*What to do:*
Please update the rows below by replacing "chevron-right-icon" with "arrow-right-icon" wherever it occurs, keeping everything else unchanged.

*Recorded data:*
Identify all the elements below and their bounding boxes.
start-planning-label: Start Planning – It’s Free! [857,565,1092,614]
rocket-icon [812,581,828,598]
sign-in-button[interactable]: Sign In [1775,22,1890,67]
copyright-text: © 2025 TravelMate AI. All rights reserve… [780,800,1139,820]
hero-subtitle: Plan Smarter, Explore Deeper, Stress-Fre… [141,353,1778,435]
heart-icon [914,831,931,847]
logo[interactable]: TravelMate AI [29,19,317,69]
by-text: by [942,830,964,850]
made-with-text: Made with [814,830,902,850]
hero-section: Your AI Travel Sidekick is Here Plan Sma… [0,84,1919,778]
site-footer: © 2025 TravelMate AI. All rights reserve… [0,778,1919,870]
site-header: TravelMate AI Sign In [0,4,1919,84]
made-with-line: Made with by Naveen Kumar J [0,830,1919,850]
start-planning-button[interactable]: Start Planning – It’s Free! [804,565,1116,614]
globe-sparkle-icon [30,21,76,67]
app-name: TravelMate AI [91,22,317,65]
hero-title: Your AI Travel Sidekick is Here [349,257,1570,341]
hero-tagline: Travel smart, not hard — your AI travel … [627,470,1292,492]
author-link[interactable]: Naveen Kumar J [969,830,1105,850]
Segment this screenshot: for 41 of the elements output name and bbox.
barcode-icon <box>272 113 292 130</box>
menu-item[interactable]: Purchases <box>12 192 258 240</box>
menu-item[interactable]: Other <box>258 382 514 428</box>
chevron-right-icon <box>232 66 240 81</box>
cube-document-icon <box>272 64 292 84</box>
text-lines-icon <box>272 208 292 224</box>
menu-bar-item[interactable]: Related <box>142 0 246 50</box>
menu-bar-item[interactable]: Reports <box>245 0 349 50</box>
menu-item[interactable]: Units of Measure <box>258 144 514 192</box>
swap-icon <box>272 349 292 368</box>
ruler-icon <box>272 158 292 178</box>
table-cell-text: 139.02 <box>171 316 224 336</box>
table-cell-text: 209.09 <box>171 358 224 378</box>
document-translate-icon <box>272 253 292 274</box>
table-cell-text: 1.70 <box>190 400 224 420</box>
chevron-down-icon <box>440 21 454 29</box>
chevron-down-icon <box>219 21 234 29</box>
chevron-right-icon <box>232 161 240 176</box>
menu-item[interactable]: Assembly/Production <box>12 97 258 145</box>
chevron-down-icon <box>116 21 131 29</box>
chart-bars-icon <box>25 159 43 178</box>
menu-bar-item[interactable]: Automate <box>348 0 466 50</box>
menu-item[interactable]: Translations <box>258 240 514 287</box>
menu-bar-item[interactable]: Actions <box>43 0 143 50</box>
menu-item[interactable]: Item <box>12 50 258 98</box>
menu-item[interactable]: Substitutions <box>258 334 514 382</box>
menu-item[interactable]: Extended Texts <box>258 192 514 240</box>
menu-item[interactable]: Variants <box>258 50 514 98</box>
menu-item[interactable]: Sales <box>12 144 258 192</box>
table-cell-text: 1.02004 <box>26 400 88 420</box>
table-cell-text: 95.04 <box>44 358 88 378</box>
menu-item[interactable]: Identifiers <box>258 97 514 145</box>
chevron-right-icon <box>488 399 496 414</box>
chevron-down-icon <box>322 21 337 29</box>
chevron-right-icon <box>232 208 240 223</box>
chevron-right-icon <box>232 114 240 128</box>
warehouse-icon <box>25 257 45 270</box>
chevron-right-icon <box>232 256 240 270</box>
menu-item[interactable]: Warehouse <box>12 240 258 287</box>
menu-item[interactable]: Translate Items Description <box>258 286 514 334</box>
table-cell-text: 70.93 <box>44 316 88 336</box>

*Solution:*
Identify all the elements below and their bounding boxes.
start-planning-label: Start Planning – It’s Free! [857,565,1092,614]
rocket-icon [812,581,828,598]
sign-in-button[interactable]: Sign In [1775,22,1890,67]
copyright-text: © 2025 TravelMate AI. All rights reserve… [780,800,1139,820]
hero-subtitle: Plan Smarter, Explore Deeper, Stress-Fre… [141,353,1778,435]
heart-icon [914,831,931,847]
logo[interactable]: TravelMate AI [29,19,317,69]
by-text: by [942,830,964,850]
made-with-text: Made with [814,830,902,850]
hero-section: Your AI Travel Sidekick is Here Plan Sma… [0,84,1919,778]
site-footer: © 2025 TravelMate AI. All rights reserve… [0,778,1919,870]
site-header: TravelMate AI Sign In [0,4,1919,84]
made-with-line: Made with by Naveen Kumar J [0,830,1919,850]
start-planning-button[interactable]: Start Planning – It’s Free! [804,565,1116,614]
globe-sparkle-icon [30,21,76,67]
app-name: TravelMate AI [91,22,317,65]
hero-title: Your AI Travel Sidekick is Here [349,257,1570,341]
hero-tagline: Travel smart, not hard — your AI travel … [627,470,1292,492]
author-link[interactable]: Naveen Kumar J [969,830,1105,850]
Segment this screenshot: for 41 of the elements output name and bbox.
barcode-icon <box>272 113 292 130</box>
menu-item[interactable]: Purchases <box>12 192 258 240</box>
menu-item[interactable]: Other <box>258 382 514 428</box>
arrow-right-icon <box>232 66 240 81</box>
cube-document-icon <box>272 64 292 84</box>
text-lines-icon <box>272 208 292 224</box>
menu-bar-item[interactable]: Related <box>142 0 246 50</box>
menu-bar-item[interactable]: Reports <box>245 0 349 50</box>
menu-item[interactable]: Units of Measure <box>258 144 514 192</box>
swap-icon <box>272 349 292 368</box>
ruler-icon <box>272 158 292 178</box>
table-cell-text: 139.02 <box>171 316 224 336</box>
table-cell-text: 209.09 <box>171 358 224 378</box>
document-translate-icon <box>272 253 292 274</box>
table-cell-text: 1.70 <box>190 400 224 420</box>
chevron-down-icon <box>440 21 454 29</box>
chevron-down-icon <box>219 21 234 29</box>
arrow-right-icon <box>232 161 240 176</box>
menu-item[interactable]: Assembly/Production <box>12 97 258 145</box>
chevron-down-icon <box>116 21 131 29</box>
chart-bars-icon <box>25 159 43 178</box>
menu-bar-item[interactable]: Automate <box>348 0 466 50</box>
menu-item[interactable]: Translations <box>258 240 514 287</box>
menu-bar-item[interactable]: Actions <box>43 0 143 50</box>
menu-item[interactable]: Item <box>12 50 258 98</box>
menu-item[interactable]: Substitutions <box>258 334 514 382</box>
menu-item[interactable]: Extended Texts <box>258 192 514 240</box>
menu-item[interactable]: Variants <box>258 50 514 98</box>
menu-item[interactable]: Sales <box>12 144 258 192</box>
table-cell-text: 1.02004 <box>26 400 88 420</box>
table-cell-text: 95.04 <box>44 358 88 378</box>
menu-item[interactable]: Identifiers <box>258 97 514 145</box>
arrow-right-icon <box>488 399 496 414</box>
chevron-down-icon <box>322 21 337 29</box>
arrow-right-icon <box>232 208 240 223</box>
arrow-right-icon <box>232 114 240 128</box>
warehouse-icon <box>25 257 45 270</box>
arrow-right-icon <box>232 256 240 270</box>
menu-item[interactable]: Warehouse <box>12 240 258 287</box>
menu-item[interactable]: Translate Items Description <box>258 286 514 334</box>
table-cell-text: 70.93 <box>44 316 88 336</box>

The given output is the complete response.